Material for the task.
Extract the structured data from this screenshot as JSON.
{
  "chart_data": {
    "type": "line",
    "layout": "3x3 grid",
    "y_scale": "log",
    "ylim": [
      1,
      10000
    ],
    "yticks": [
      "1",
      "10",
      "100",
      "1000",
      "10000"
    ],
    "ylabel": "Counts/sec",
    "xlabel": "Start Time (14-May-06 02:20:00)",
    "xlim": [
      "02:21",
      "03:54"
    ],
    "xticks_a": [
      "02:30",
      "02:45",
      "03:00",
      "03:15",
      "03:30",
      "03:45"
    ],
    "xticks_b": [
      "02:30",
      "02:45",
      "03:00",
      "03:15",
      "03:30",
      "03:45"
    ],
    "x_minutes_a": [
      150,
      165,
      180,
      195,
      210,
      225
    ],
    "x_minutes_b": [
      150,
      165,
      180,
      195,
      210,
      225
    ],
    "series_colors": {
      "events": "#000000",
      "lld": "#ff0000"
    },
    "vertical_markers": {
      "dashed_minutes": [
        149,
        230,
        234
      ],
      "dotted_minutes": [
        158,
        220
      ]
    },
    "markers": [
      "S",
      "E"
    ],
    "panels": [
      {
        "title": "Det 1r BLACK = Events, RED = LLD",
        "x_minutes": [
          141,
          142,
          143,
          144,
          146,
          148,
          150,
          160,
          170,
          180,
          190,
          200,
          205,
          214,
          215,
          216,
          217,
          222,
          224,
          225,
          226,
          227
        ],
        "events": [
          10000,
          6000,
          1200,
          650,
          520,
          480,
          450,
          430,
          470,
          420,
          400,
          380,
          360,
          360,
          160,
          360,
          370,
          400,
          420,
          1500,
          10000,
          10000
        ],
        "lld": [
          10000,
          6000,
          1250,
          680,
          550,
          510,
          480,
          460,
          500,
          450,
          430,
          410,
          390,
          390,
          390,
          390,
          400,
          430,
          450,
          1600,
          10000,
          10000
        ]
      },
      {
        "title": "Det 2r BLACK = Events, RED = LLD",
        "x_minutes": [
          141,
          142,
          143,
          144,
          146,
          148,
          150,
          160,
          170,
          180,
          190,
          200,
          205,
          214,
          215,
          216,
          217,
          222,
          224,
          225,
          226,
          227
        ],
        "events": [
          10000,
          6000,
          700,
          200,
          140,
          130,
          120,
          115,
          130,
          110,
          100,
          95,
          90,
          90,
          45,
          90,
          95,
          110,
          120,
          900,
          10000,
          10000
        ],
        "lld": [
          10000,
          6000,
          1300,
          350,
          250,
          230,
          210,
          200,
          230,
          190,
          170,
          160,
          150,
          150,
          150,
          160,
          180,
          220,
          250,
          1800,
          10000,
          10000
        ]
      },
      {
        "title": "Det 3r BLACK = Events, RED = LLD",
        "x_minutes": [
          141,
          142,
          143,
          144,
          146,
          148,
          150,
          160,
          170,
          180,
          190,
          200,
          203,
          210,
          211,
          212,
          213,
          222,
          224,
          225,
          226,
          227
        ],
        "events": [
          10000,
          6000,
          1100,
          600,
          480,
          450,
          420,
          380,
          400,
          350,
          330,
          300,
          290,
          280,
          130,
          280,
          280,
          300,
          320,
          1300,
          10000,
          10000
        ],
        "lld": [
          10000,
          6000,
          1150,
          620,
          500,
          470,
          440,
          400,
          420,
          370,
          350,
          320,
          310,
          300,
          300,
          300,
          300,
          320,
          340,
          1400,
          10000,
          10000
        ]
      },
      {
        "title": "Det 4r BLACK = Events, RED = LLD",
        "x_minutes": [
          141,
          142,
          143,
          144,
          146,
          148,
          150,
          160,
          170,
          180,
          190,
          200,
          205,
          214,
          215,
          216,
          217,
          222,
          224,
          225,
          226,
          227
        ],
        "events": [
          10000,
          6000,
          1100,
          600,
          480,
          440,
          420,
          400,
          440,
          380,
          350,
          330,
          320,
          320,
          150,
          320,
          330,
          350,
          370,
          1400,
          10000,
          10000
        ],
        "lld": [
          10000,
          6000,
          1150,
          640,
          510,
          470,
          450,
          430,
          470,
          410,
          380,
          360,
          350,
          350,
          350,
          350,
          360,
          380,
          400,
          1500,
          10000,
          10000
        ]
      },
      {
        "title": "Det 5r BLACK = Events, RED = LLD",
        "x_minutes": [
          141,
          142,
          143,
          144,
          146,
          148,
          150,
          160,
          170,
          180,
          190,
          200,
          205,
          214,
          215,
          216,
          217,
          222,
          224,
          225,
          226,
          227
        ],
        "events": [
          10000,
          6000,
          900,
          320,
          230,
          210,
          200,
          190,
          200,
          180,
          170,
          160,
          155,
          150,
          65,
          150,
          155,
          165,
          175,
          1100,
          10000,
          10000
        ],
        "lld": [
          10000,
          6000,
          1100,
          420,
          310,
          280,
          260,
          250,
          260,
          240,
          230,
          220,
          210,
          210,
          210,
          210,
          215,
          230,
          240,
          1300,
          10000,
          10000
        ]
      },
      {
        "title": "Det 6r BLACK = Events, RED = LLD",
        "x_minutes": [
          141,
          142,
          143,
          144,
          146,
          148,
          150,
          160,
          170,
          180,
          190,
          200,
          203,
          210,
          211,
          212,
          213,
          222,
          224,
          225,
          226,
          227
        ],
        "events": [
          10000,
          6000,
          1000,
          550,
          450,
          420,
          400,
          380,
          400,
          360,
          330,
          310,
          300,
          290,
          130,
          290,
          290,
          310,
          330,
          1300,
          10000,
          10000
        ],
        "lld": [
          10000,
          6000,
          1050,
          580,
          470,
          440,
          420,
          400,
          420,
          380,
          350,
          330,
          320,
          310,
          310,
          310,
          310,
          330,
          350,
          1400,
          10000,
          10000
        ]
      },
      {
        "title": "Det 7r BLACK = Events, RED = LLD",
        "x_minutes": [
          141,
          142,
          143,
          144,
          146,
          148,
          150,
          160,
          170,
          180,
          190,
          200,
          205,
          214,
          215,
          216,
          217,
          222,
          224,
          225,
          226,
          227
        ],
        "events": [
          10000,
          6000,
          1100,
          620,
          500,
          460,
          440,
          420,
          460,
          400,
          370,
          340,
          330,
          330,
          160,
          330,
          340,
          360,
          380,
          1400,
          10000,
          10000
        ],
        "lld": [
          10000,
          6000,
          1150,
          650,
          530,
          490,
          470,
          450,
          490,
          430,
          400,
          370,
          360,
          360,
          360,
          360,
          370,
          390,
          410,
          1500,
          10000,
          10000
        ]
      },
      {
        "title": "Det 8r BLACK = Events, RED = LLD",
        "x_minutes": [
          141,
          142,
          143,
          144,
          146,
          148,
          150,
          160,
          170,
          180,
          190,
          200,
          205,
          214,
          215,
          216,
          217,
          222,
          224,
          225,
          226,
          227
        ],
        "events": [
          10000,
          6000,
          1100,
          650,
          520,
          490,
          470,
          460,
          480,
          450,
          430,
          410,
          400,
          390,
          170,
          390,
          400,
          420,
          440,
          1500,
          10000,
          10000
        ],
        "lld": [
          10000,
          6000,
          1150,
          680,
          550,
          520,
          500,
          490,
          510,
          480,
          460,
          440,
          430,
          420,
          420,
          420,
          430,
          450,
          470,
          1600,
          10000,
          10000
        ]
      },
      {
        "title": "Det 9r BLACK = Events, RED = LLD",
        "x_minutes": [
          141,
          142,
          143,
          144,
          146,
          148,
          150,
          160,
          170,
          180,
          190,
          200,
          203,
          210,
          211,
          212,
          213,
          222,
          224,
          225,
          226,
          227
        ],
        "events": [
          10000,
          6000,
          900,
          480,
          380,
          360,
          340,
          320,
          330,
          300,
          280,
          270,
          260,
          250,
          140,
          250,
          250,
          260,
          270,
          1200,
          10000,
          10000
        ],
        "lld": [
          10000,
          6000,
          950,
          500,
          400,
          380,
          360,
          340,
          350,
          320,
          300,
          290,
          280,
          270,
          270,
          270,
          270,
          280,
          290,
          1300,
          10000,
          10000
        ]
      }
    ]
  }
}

Given problem. Gather from the records above every line containing the string "BLACK".

Response.
        "title": "Det 1r BLACK = Events, RED = LLD",
        "title": "Det 2r BLACK = Events, RED = LLD",
        "title": "Det 3r BLACK = Events, RED = LLD",
        "title": "Det 4r BLACK = Events, RED = LLD",
        "title": "Det 5r BLACK = Events, RED = LLD",
        "title": "Det 6r BLACK = Events, RED = LLD",
        "title": "Det 7r BLACK = Events, RED = LLD",
        "title": "Det 8r BLACK = Events, RED = LLD",
        "title": "Det 9r BLACK = Events, RED = LLD",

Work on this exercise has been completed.